Recorded data:
%%

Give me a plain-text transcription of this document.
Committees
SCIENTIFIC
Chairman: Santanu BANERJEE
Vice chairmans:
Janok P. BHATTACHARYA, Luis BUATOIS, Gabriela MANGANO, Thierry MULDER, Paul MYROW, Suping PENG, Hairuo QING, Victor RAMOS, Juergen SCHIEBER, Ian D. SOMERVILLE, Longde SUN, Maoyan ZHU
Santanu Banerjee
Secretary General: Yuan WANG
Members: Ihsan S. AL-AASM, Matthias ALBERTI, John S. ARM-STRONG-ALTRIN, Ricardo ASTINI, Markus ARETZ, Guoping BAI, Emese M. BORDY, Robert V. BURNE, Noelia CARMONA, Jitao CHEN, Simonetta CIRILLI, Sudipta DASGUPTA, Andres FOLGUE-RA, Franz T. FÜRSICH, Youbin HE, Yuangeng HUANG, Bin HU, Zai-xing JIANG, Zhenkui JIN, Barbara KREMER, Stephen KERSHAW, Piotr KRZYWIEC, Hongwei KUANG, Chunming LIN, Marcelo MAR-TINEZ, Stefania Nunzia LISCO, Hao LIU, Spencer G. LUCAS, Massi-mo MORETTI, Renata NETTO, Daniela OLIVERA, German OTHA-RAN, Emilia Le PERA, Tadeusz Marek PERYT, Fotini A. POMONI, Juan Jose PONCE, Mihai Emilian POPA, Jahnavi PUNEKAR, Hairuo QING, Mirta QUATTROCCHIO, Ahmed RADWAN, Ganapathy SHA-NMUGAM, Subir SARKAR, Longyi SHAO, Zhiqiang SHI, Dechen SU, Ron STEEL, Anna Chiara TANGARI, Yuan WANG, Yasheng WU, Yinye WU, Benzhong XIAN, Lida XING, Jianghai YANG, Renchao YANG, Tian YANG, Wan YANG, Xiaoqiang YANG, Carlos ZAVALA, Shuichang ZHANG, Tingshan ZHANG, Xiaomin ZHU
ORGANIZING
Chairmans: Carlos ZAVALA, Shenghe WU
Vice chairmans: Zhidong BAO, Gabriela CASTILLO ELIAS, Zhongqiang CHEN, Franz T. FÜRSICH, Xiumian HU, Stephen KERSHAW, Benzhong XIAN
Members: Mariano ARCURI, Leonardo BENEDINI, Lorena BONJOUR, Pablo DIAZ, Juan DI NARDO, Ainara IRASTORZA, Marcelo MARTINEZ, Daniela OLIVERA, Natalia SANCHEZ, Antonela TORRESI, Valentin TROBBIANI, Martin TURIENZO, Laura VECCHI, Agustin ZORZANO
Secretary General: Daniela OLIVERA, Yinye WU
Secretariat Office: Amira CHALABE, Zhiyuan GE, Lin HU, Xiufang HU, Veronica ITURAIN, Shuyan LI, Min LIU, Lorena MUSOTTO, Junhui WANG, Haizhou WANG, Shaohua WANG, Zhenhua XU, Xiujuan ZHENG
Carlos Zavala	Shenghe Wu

%%

• **Written instruction**:
Repeat the material above exactly.

• **Output**:
Give me a plain-text transcription of this document.
Committees
SCIENTIFIC
Chairman: Santanu BANERJEE
Vice chairmans:
Janok P. BHATTACHARYA, Luis BUATOIS, Gabriela MANGANO, Thierry MULDER, Paul MYROW, Suping PENG, Hairuo QING, Victor RAMOS, Juergen SCHIEBER, Ian D. SOMERVILLE, Longde SUN, Maoyan ZHU
Santanu Banerjee
Secretary General: Yuan WANG
Members: Ihsan S. AL-AASM, Matthias ALBERTI, John S. ARM-STRONG-ALTRIN, Ricardo ASTINI, Markus ARETZ, Guoping BAI, Emese M. BORDY, Robert V. BURNE, Noelia CARMONA, Jitao CHEN, Simonetta CIRILLI, Sudipta DASGUPTA, Andres FOLGUE-RA, Franz T. FÜRSICH, Youbin HE, Yuangeng HUANG, Bin HU, Zai-xing JIANG, Zhenkui JIN, Barbara KREMER, Stephen KERSHAW, Piotr KRZYWIEC, Hongwei KUANG, Chunming LIN, Marcelo MAR-TINEZ, Stefania Nunzia LISCO, Hao LIU, Spencer G. LUCAS, Massi-mo MORETTI, Renata NETTO, Daniela OLIVERA, German OTHA-RAN, Emilia Le PERA, Tadeusz Marek PERYT, Fotini A. POMONI, Juan Jose PONCE, Mihai Emilian POPA, Jahnavi PUNEKAR, Hairuo QING, Mirta QUATTROCCHIO, Ahmed RADWAN, Ganapathy SHA-NMUGAM, Subir SARKAR, Longyi SHAO, Zhiqiang SHI, Dechen SU, Ron STEEL, Anna Chiara TANGARI, Yuan WANG, Yasheng WU, Yinye WU, Benzhong XIAN, Lida XING, Jianghai YANG, Renchao YANG, Tian YANG, Wan YANG, Xiaoqiang YANG, Carlos ZAVALA, Shuichang ZHANG, Tingshan ZHANG, Xiaomin ZHU
ORGANIZING
Chairmans: Carlos ZAVALA, Shenghe WU
Vice chairmans: Zhidong BAO, Gabriela CASTILLO ELIAS, Zhongqiang CHEN, Franz T. FÜRSICH, Xiumian HU, Stephen KERSHAW, Benzhong XIAN
Members: Mariano ARCURI, Leonardo BENEDINI, Lorena BONJOUR, Pablo DIAZ, Juan DI NARDO, Ainara IRASTORZA, Marcelo MARTINEZ, Daniela OLIVERA, Natalia SANCHEZ, Antonela TORRESI, Valentin TROBBIANI, Martin TURIENZO, Laura VECCHI, Agustin ZORZANO
Secretary General: Daniela OLIVERA, Yinye WU
Secretariat Office: Amira CHALABE, Zhiyuan GE, Lin HU, Xiufang HU, Veronica ITURAIN, Shuyan LI, Min LIU, Lorena MUSOTTO, Junhui WANG, Haizhou WANG, Shaohua WANG, Zhenhua XU, Xiujuan ZHENG
Carlos Zavala	Shenghe Wu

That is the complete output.